-- START OF Information provided --
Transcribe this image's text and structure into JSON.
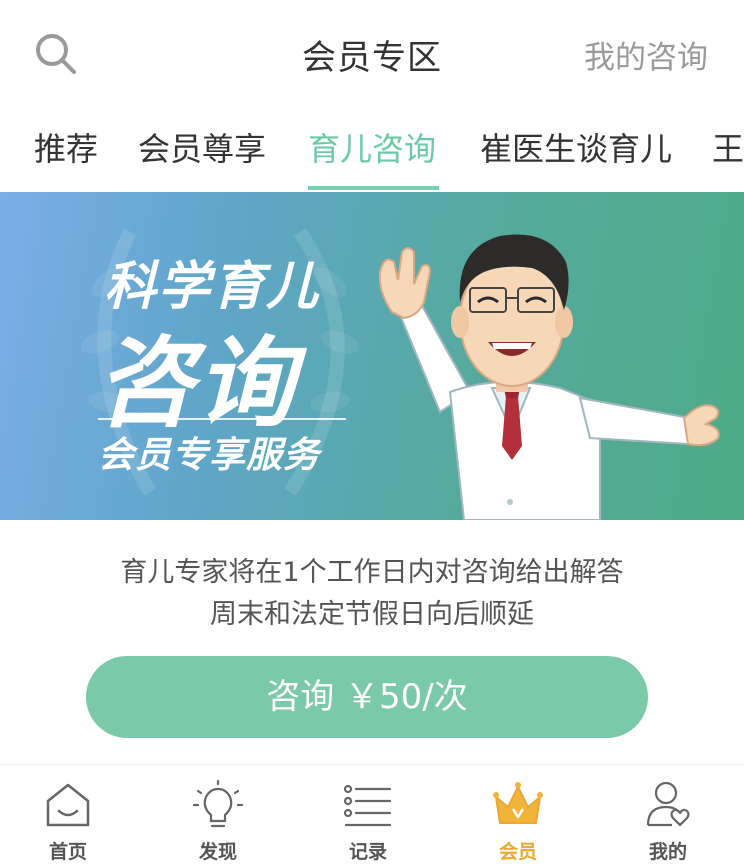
{
  "header": {
    "title": "会员专区",
    "right_link": "我的咨询",
    "search_icon": "search-icon"
  },
  "tabs": {
    "items": [
      {
        "label": "推荐"
      },
      {
        "label": "会员尊享"
      },
      {
        "label": "育儿咨询"
      },
      {
        "label": "崔医生谈育儿"
      },
      {
        "label": "王"
      }
    ],
    "active": "育儿咨询",
    "active_color": "#6cc9a6"
  },
  "banner": {
    "line1": "科学育儿",
    "line2": "咨询",
    "line3": "会员专享服务"
  },
  "info": {
    "line1": "育儿专家将在1个工作日内对咨询给出解答",
    "line2": "周末和法定节假日向后顺延"
  },
  "consult_button": {
    "label": "咨询 ￥50/次",
    "color": "#7acaaa"
  },
  "bottom_nav": {
    "items": [
      {
        "label": "首页",
        "icon": "home-icon"
      },
      {
        "label": "发现",
        "icon": "lightbulb-icon"
      },
      {
        "label": "记录",
        "icon": "list-icon"
      },
      {
        "label": "会员",
        "icon": "crown-icon"
      },
      {
        "label": "我的",
        "icon": "user-icon"
      }
    ],
    "active": "会员",
    "active_color": "#e9a82f"
  }
}
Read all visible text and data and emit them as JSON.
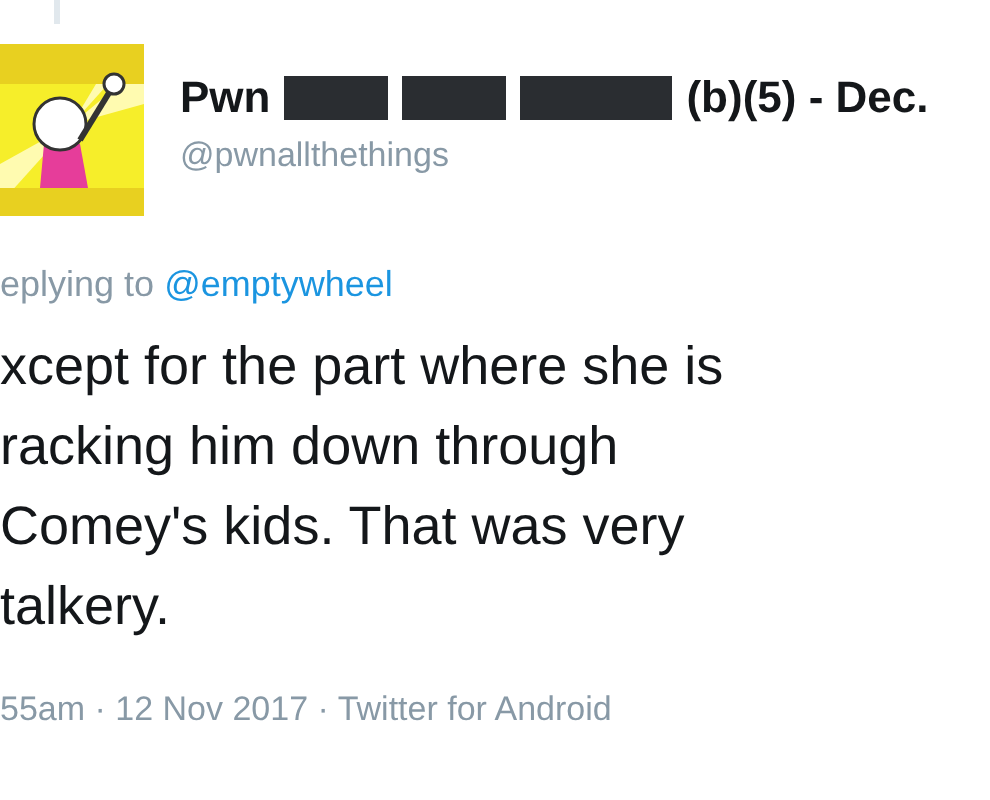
{
  "author": {
    "name_parts": [
      {
        "kind": "text",
        "text": "Pwn"
      },
      {
        "kind": "redaction"
      },
      {
        "kind": "redaction"
      },
      {
        "kind": "redaction"
      },
      {
        "kind": "text",
        "text": "(b)(5) - Dec."
      }
    ],
    "handle": "@pwnallthethings"
  },
  "reply": {
    "label": "eplying to",
    "mention": "@emptywheel"
  },
  "tweet_lines": [
    "xcept for the part where she is",
    "racking him down through",
    "Comey's kids. That was very",
    "talkery."
  ],
  "footer": "55am · 12 Nov 2017 · Twitter for Android"
}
-- END OF Information provided --
## What the exercise asks:
Quote the records in their entirety, keeping the wording exact and excluding pictures.

## The completed task:
Transcribe this image's text and structure into JSON.
{
  "header": {
    "title": "会员专区",
    "right_link": "我的咨询",
    "search_icon": "search-icon"
  },
  "tabs": {
    "items": [
      {
        "label": "推荐"
      },
      {
        "label": "会员尊享"
      },
      {
        "label": "育儿咨询"
      },
      {
        "label": "崔医生谈育儿"
      },
      {
        "label": "王"
      }
    ],
    "active": "育儿咨询",
    "active_color": "#6cc9a6"
  },
  "banner": {
    "line1": "科学育儿",
    "line2": "咨询",
    "line3": "会员专享服务"
  },
  "info": {
    "line1": "育儿专家将在1个工作日内对咨询给出解答",
    "line2": "周末和法定节假日向后顺延"
  },
  "consult_button": {
    "label": "咨询 ￥50/次",
    "color": "#7acaaa"
  },
  "bottom_nav": {
    "items": [
      {
        "label": "首页",
        "icon": "home-icon"
      },
      {
        "label": "发现",
        "icon": "lightbulb-icon"
      },
      {
        "label": "记录",
        "icon": "list-icon"
      },
      {
        "label": "会员",
        "icon": "crown-icon"
      },
      {
        "label": "我的",
        "icon": "user-icon"
      }
    ],
    "active": "会员",
    "active_color": "#e9a82f"
  }
}
Read all visible text and data and emit them as JSON.
{
  "author": {
    "name_parts": [
      {
        "kind": "text",
        "text": "Pwn"
      },
      {
        "kind": "redaction"
      },
      {
        "kind": "redaction"
      },
      {
        "kind": "redaction"
      },
      {
        "kind": "text",
        "text": "(b)(5) - Dec."
      }
    ],
    "handle": "@pwnallthethings"
  },
  "reply": {
    "label": "eplying to",
    "mention": "@emptywheel"
  },
  "tweet_lines": [
    "xcept for the part where she is",
    "racking him down through",
    "Comey's kids. That was very",
    "talkery."
  ],
  "footer": "55am · 12 Nov 2017 · Twitter for Android"
}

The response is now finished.